***** GIVEN RECORDS *****

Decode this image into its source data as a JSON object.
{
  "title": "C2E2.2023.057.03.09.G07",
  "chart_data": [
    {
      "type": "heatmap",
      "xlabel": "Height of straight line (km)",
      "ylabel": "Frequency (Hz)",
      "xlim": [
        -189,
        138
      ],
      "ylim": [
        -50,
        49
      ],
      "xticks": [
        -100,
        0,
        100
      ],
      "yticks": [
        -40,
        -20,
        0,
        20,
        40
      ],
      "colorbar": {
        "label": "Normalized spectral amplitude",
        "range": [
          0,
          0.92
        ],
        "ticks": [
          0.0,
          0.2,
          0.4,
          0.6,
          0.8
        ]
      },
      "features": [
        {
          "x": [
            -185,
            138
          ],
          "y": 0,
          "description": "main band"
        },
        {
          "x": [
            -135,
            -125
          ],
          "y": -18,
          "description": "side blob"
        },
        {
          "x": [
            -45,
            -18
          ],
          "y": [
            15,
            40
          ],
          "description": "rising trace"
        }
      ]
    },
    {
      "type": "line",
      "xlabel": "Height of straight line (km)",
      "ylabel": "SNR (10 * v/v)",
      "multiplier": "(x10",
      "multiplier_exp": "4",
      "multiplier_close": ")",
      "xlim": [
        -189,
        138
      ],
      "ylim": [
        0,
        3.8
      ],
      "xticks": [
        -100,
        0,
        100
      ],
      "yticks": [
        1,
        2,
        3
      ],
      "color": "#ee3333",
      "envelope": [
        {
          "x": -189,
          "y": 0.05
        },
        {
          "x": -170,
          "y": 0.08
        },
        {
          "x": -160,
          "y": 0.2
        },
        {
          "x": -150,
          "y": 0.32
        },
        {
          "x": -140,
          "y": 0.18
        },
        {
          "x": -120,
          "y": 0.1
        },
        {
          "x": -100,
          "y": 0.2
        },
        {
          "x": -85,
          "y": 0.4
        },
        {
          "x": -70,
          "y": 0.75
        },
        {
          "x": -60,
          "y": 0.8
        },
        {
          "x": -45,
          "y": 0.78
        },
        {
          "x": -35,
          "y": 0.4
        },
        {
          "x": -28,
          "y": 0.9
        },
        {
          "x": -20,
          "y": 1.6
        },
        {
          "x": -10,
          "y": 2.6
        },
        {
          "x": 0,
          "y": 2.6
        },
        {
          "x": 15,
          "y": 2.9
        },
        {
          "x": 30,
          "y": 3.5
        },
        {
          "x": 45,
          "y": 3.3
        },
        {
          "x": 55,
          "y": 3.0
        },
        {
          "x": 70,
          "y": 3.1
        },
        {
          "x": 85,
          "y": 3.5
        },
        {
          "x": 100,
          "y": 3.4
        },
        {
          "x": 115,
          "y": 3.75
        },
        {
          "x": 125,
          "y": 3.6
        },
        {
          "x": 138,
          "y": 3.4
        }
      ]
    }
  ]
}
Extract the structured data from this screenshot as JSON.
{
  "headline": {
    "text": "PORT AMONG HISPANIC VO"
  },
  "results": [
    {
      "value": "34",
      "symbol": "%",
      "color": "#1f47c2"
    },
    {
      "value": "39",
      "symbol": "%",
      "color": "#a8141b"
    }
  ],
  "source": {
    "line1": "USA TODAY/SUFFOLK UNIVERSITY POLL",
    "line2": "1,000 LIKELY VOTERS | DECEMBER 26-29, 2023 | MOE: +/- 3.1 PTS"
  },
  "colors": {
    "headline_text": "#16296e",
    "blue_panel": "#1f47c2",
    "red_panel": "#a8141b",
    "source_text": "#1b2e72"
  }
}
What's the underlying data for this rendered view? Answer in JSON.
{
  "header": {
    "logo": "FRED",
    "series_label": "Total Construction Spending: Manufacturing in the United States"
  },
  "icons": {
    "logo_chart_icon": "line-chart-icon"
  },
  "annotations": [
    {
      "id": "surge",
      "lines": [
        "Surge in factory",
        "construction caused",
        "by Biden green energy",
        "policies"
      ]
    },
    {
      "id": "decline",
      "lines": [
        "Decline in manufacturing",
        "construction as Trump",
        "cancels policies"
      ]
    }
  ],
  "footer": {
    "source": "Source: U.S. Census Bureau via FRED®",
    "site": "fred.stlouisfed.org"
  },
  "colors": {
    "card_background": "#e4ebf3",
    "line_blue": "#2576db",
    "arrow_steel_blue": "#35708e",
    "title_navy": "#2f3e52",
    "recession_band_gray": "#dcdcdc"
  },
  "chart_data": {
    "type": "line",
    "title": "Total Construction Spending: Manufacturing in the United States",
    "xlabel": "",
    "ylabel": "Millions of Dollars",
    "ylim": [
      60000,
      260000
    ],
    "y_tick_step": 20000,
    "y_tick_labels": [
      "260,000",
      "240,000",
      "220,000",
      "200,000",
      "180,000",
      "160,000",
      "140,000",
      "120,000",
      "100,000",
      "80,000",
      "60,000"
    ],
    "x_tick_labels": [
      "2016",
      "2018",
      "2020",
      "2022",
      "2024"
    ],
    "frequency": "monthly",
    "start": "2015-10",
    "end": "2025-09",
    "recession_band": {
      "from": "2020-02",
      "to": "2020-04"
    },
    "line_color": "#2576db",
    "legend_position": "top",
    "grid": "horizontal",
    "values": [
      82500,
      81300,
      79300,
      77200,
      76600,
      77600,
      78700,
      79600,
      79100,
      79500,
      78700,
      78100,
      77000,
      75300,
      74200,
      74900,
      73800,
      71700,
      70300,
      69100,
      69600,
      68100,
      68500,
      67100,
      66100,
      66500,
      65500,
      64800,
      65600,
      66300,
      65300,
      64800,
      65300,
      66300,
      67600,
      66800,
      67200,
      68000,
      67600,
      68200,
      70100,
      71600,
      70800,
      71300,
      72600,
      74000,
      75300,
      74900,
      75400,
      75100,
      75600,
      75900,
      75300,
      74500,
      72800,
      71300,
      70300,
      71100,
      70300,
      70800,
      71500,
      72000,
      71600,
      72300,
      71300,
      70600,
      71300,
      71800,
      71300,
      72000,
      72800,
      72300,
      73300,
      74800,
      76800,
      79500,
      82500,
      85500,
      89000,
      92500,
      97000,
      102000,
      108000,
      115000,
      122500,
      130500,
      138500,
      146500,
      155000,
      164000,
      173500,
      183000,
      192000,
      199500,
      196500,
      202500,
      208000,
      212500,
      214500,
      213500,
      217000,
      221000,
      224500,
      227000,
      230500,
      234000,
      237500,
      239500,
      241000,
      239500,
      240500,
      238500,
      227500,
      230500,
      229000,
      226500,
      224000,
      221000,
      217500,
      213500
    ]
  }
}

*****

- PROBLEM DESCRIPTION -
Where a line holds "from", copy it out.

- RESULT FOR THIS TASK -
Extract the structured data from this screenshot as JSON.
      "from": "2020-02",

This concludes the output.